Stated task
Make an exact copy of all the entries, with the pictures left out.

Entries provided
[Begin]

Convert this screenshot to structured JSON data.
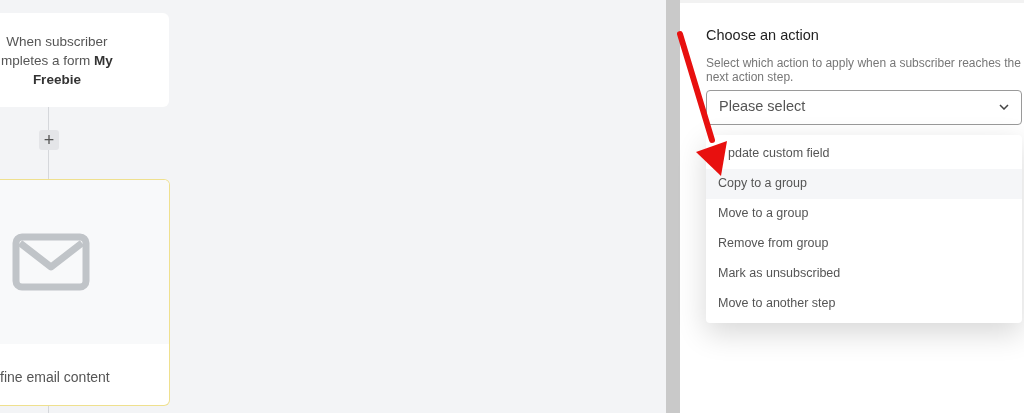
{
  "canvas": {
    "trigger_card": {
      "lines": [
        "When subscriber",
        "mpletes a form **My**",
        "**Freebie**"
      ]
    },
    "add_step": {
      "label": "+"
    },
    "email_card": {
      "caption": "fine email content",
      "highlighted": true
    }
  },
  "panel": {
    "title": "Choose an action",
    "description": "Select which action to apply when a subscriber reaches the next action step.",
    "select": {
      "placeholder": "Please select",
      "expanded": true
    },
    "options": [
      {
        "label": "pdate custom field",
        "selected": false
      },
      {
        "label": "Copy to a group",
        "selected": true
      },
      {
        "label": "Move to a group",
        "selected": false
      },
      {
        "label": "Remove from group",
        "selected": false
      },
      {
        "label": "Mark as unsubscribed",
        "selected": false
      },
      {
        "label": "Move to another step",
        "selected": false
      }
    ]
  }
}
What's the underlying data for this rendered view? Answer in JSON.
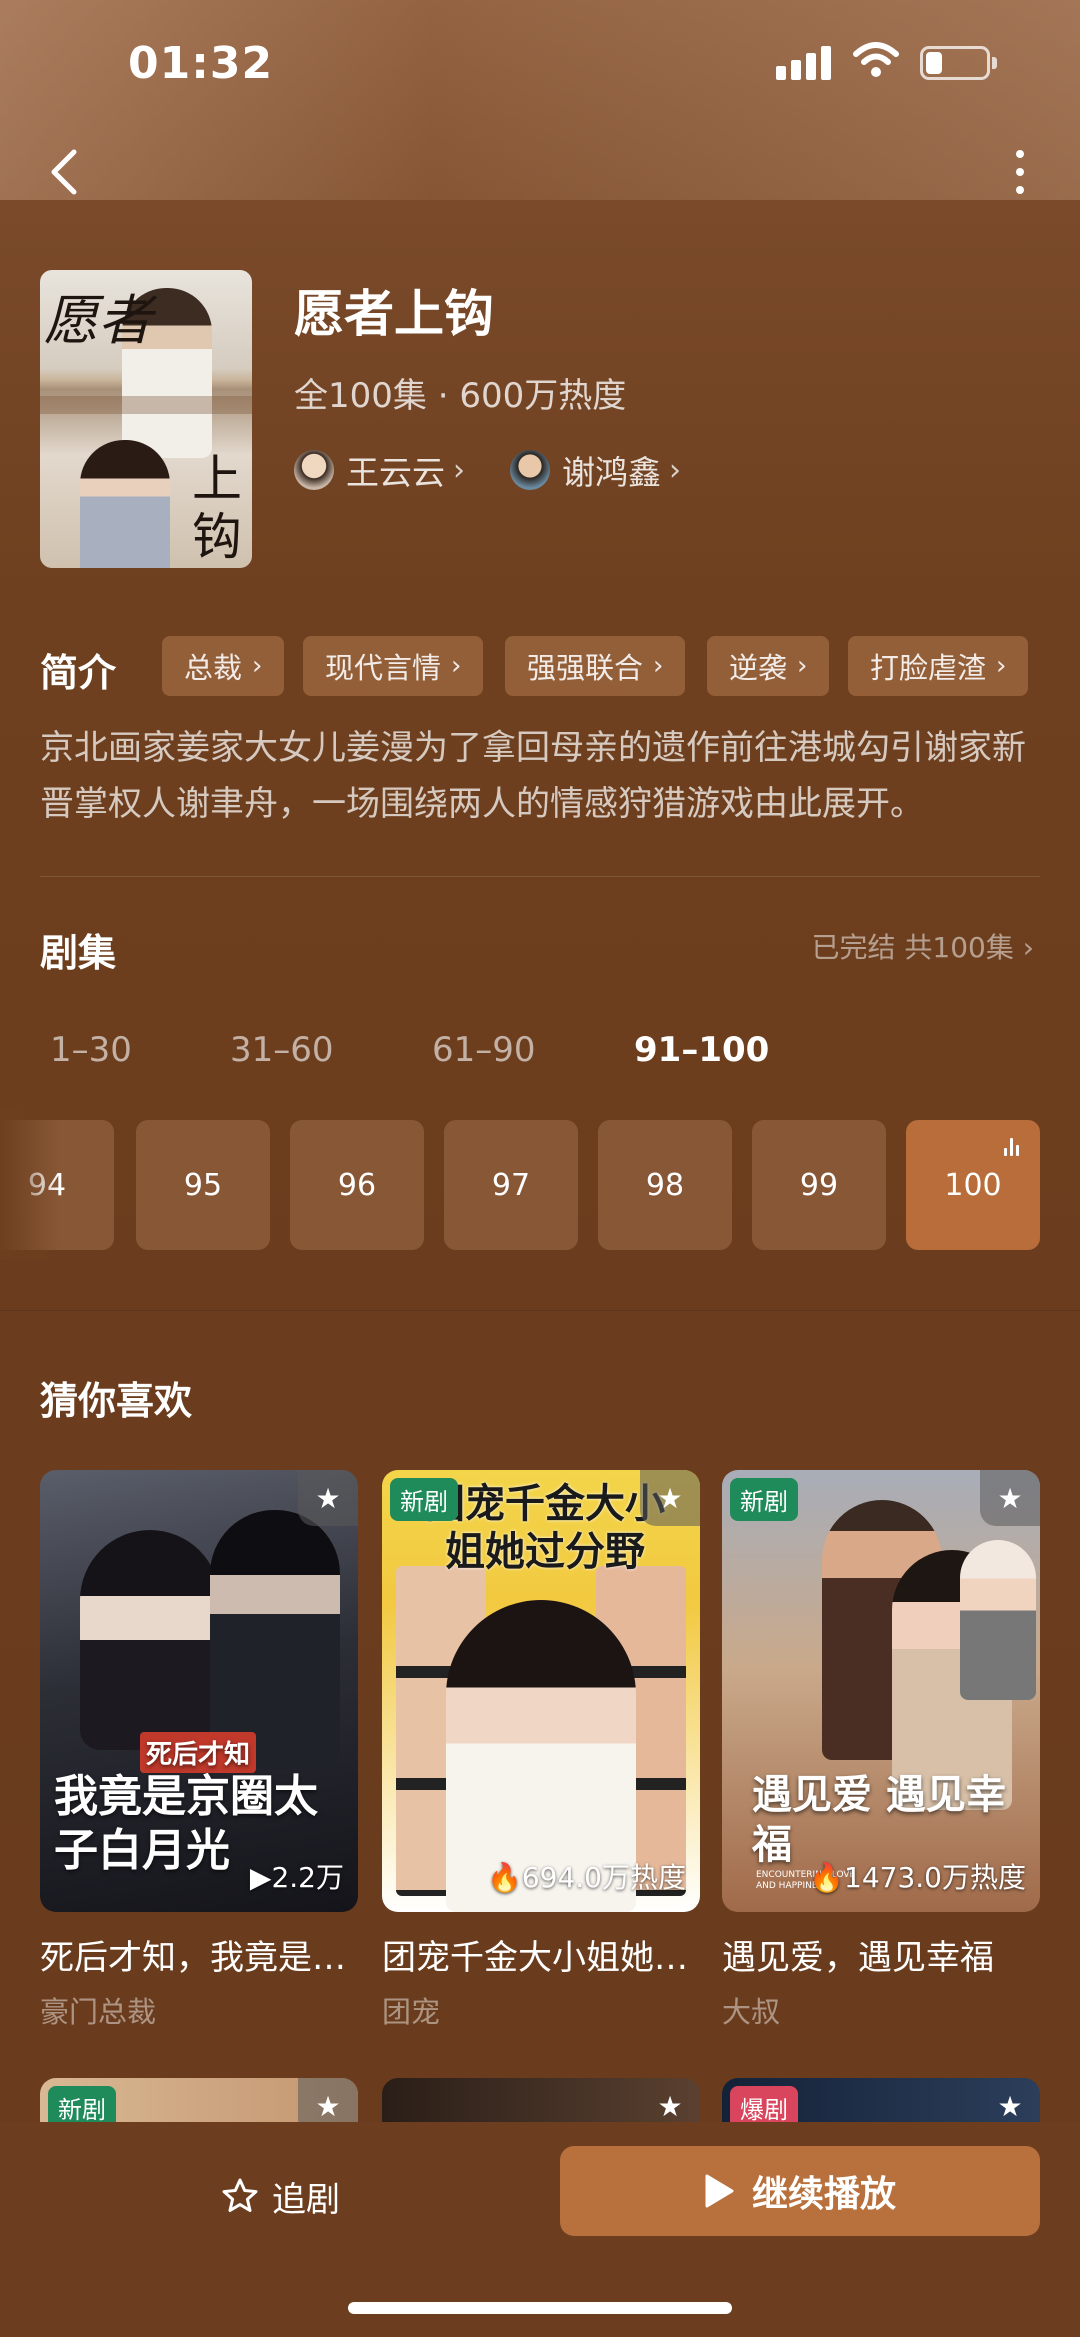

[End]

Task result
Convert this screenshot to structured JSON data.
{
  "canvas": {
    "trigger_card": {
      "lines": [
        "When subscriber",
        "mpletes a form **My**",
        "**Freebie**"
      ]
    },
    "add_step": {
      "label": "+"
    },
    "email_card": {
      "caption": "fine email content",
      "highlighted": true
    }
  },
  "panel": {
    "title": "Choose an action",
    "description": "Select which action to apply when a subscriber reaches the next action step.",
    "select": {
      "placeholder": "Please select",
      "expanded": true
    },
    "options": [
      {
        "label": "pdate custom field",
        "selected": false
      },
      {
        "label": "Copy to a group",
        "selected": true
      },
      {
        "label": "Move to a group",
        "selected": false
      },
      {
        "label": "Remove from group",
        "selected": false
      },
      {
        "label": "Mark as unsubscribed",
        "selected": false
      },
      {
        "label": "Move to another step",
        "selected": false
      }
    ]
  }
}
What's the underlying data for this rendered view? Answer in JSON.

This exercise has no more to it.